#### Exercise aim:
Output the records exactly. Include every line.

#### Raw data:
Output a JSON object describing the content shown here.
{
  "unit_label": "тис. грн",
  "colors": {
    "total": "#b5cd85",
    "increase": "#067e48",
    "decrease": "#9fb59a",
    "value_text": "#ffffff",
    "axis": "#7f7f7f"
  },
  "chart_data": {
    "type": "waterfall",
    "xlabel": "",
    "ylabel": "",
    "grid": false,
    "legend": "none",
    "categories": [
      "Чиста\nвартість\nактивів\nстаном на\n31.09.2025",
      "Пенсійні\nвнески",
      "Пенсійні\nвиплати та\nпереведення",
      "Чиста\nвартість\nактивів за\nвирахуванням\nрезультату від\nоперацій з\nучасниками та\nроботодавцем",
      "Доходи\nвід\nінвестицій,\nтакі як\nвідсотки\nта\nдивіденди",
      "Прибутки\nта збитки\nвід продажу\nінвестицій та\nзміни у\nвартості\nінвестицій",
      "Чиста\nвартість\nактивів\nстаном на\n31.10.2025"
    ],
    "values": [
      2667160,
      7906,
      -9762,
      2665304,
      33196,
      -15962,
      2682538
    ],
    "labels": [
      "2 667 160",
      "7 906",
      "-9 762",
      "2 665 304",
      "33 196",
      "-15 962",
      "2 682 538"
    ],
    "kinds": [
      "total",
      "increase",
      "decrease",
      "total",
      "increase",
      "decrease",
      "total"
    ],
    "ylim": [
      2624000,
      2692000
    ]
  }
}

#### Problem solution:
Output a JSON object describing the content shown here.
{
  "unit_label": "тис. грн",
  "colors": {
    "total": "#b5cd85",
    "increase": "#067e48",
    "decrease": "#9fb59a",
    "value_text": "#ffffff",
    "axis": "#7f7f7f"
  },
  "chart_data": {
    "type": "waterfall",
    "xlabel": "",
    "ylabel": "",
    "grid": false,
    "legend": "none",
    "categories": [
      "Чиста\nвартість\nактивів\nстаном на\n31.09.2025",
      "Пенсійні\nвнески",
      "Пенсійні\nвиплати та\nпереведення",
      "Чиста\nвартість\nактивів за\nвирахуванням\nрезультату від\nоперацій з\nучасниками та\nроботодавцем",
      "Доходи\nвід\nінвестицій,\nтакі як\nвідсотки\nта\nдивіденди",
      "Прибутки\nта збитки\nвід продажу\nінвестицій та\nзміни у\nвартості\nінвестицій",
      "Чиста\nвартість\nактивів\nстаном на\n31.10.2025"
    ],
    "values": [
      2667160,
      7906,
      -9762,
      2665304,
      33196,
      -15962,
      2682538
    ],
    "labels": [
      "2 667 160",
      "7 906",
      "-9 762",
      "2 665 304",
      "33 196",
      "-15 962",
      "2 682 538"
    ],
    "kinds": [
      "total",
      "increase",
      "decrease",
      "total",
      "increase",
      "decrease",
      "total"
    ],
    "ylim": [
      2624000,
      2692000
    ]
  }
}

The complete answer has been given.